**Directive**:
Only the pictures are to be left out; set down the rest of the records exactly.

**Supplied material**:
○ ○ ○ ○

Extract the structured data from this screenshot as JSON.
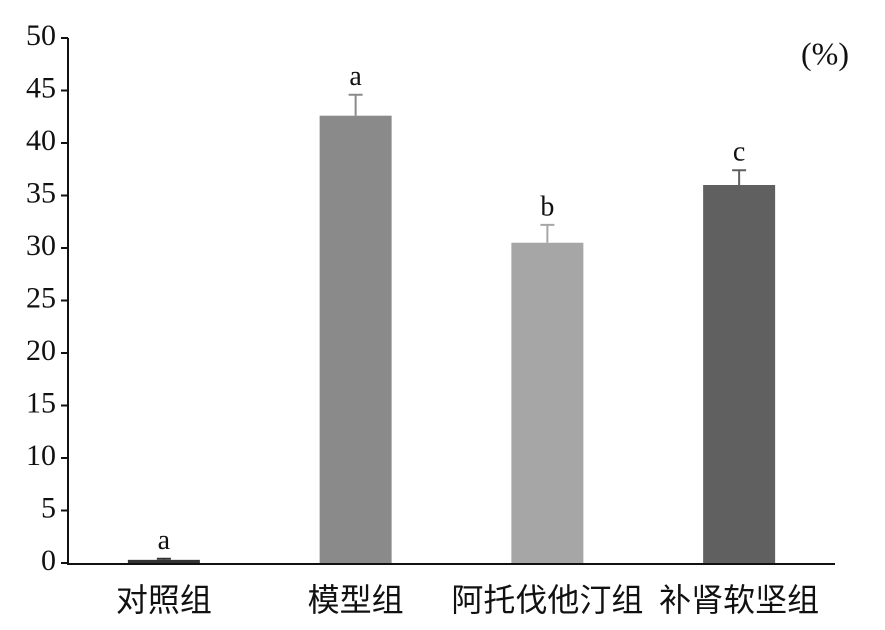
{
  "chart_data": {
    "type": "bar",
    "unit_label": "(%)",
    "categories": [
      "对照组",
      "模型组",
      "阿托伐他汀组",
      "补肾软坚组"
    ],
    "values": [
      0.3,
      42.6,
      30.5,
      36.0
    ],
    "errors": [
      0.1,
      2.0,
      1.7,
      1.4
    ],
    "annotations": [
      "a",
      "a",
      "b",
      "c"
    ],
    "colors": [
      "#333333",
      "#8a8a8a",
      "#a6a6a6",
      "#606060"
    ],
    "ylim": [
      0,
      50
    ],
    "yticks": [
      0,
      5,
      10,
      15,
      20,
      25,
      30,
      35,
      40,
      45,
      50
    ],
    "grid": false
  }
}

○ ○ ○ ○

**The response**:
Extract the structured data from this screenshot as JSON.
{
  "chart_data": {
    "type": "bar",
    "unit_label": "(%)",
    "categories": [
      "对照组",
      "模型组",
      "阿托伐他汀组",
      "补肾软坚组"
    ],
    "values": [
      0.3,
      42.6,
      30.5,
      36.0
    ],
    "errors": [
      0.1,
      2.0,
      1.7,
      1.4
    ],
    "annotations": [
      "a",
      "a",
      "b",
      "c"
    ],
    "colors": [
      "#333333",
      "#8a8a8a",
      "#a6a6a6",
      "#606060"
    ],
    "ylim": [
      0,
      50
    ],
    "yticks": [
      0,
      5,
      10,
      15,
      20,
      25,
      30,
      35,
      40,
      45,
      50
    ],
    "grid": false
  }
}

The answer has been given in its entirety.